-------- Input rows

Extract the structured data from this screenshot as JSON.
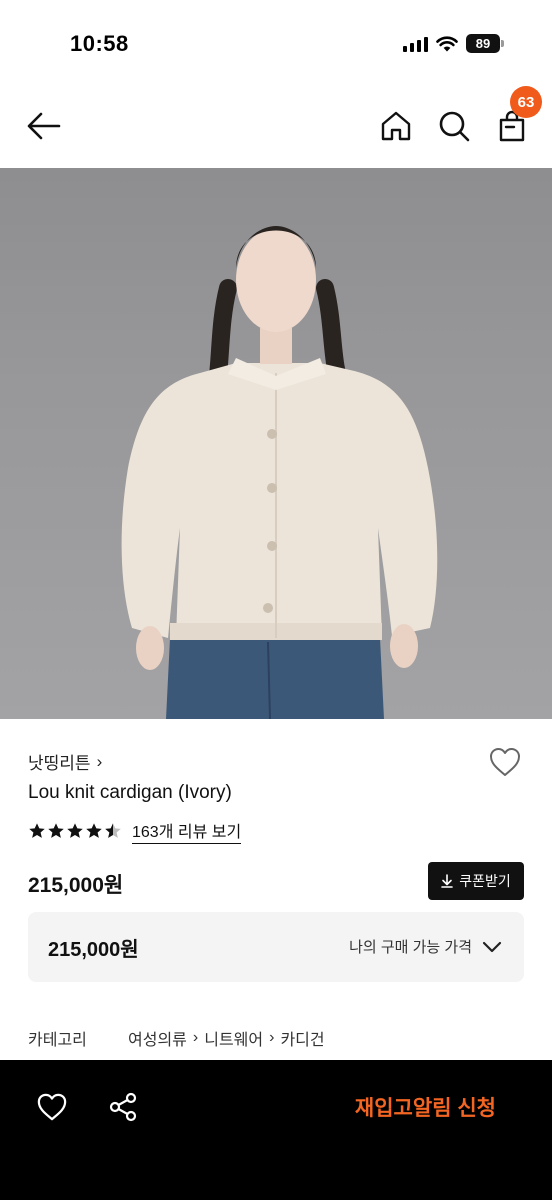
{
  "status_bar": {
    "time": "10:58",
    "battery": "89"
  },
  "nav": {
    "cart_count": "63"
  },
  "product": {
    "brand": "낫띵리튼",
    "brand_chevron": "›",
    "name": "Lou knit cardigan (Ivory)",
    "rating": 4.5,
    "review_link": "163개 리뷰 보기",
    "price": "215,000원",
    "coupon_button": "쿠폰받기",
    "my_price": {
      "value": "215,000원",
      "label": "나의 구매 가능 가격"
    }
  },
  "category": {
    "label": "카테고리",
    "path": [
      "여성의류",
      "니트웨어",
      "카디건"
    ],
    "separator": "›"
  },
  "bottom_bar": {
    "restock_button": "재입고알림 신청"
  },
  "colors": {
    "accent": "#f05a1a",
    "restock_text": "#f26522",
    "bottom_bar_bg": "#000000",
    "price_box_bg": "#f4f4f4"
  },
  "icons": [
    "back-arrow-icon",
    "home-icon",
    "search-icon",
    "shopping-bag-icon",
    "heart-icon",
    "star-icon",
    "download-icon",
    "chevron-down-icon",
    "share-icon"
  ]
}
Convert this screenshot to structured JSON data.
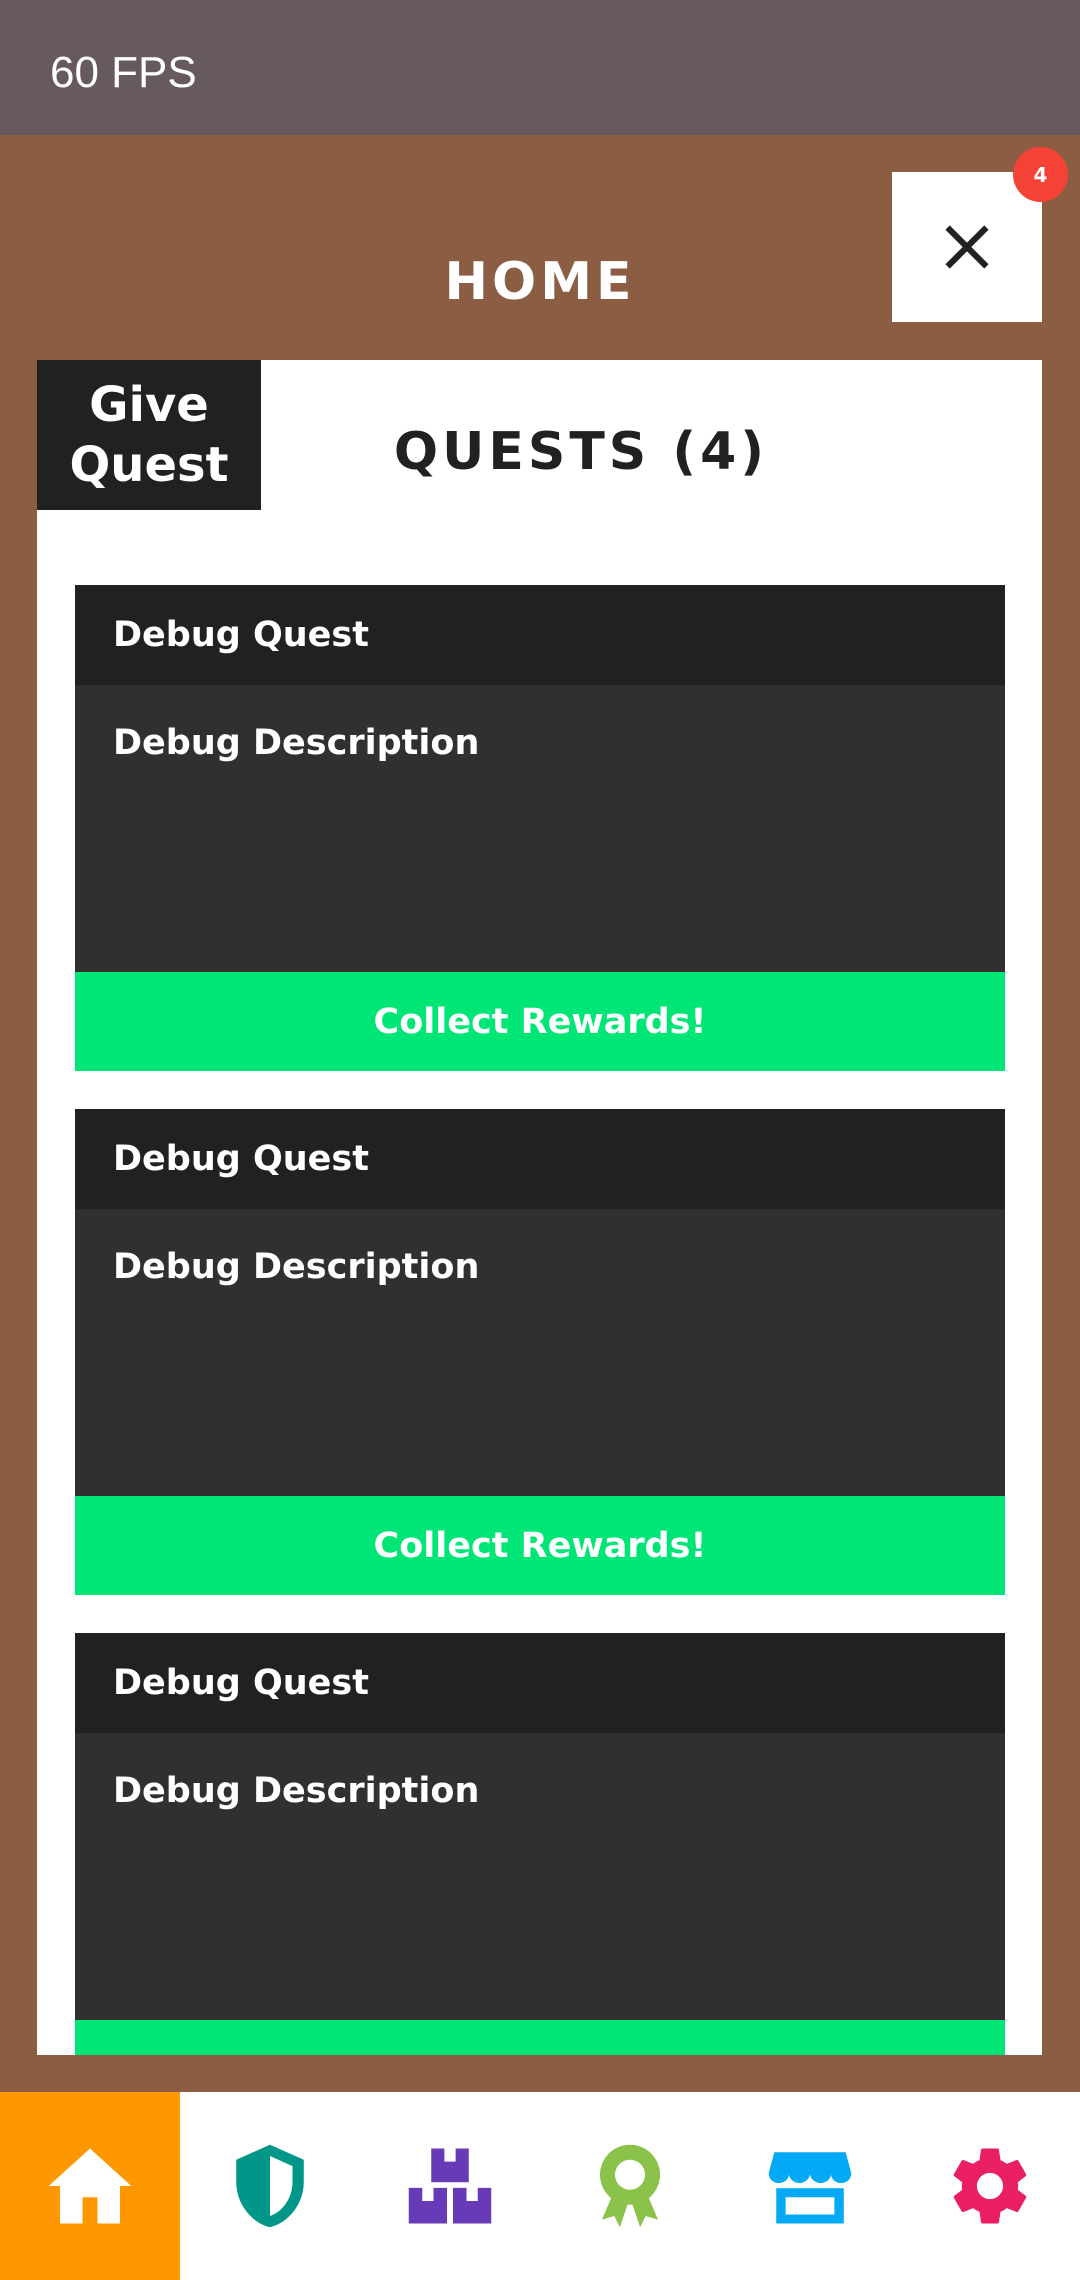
{
  "status_bar": {
    "fps": "60 FPS"
  },
  "header": {
    "title": "HOME",
    "close_icon": "close-icon",
    "notification_count": "4"
  },
  "panel": {
    "give_quest_label": "Give\nQuest",
    "heading": "QUESTS (4)",
    "quests": [
      {
        "title": "Debug Quest",
        "description": "Debug Description",
        "button_label": "Collect Rewards!"
      },
      {
        "title": "Debug Quest",
        "description": "Debug Description",
        "button_label": "Collect Rewards!"
      },
      {
        "title": "Debug Quest",
        "description": "Debug Description",
        "button_label": ""
      }
    ]
  },
  "bottom_nav": {
    "items": [
      {
        "icon": "home-icon",
        "color": "#ffffff",
        "active": true
      },
      {
        "icon": "shield-icon",
        "color": "#009688",
        "active": false
      },
      {
        "icon": "boxes-icon",
        "color": "#673ab7",
        "active": false
      },
      {
        "icon": "award-icon",
        "color": "#8bc34a",
        "active": false
      },
      {
        "icon": "store-icon",
        "color": "#03a9f4",
        "active": false
      },
      {
        "icon": "gear-icon",
        "color": "#e91e63",
        "active": false
      }
    ]
  },
  "colors": {
    "background": "#8b5e43",
    "status_bar": "#665960",
    "card_header": "#212121",
    "card_body": "#303030",
    "collect_button": "#00e676",
    "active_nav": "#ff9800",
    "badge": "#f44336"
  }
}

----------------

▶ Task to complete
All lines holding the word "structured" should be picked out and copied.

▶ Exercise answer
Extract the structured data from this screenshot as JSON.
Convert this screenshot to structured JSON data.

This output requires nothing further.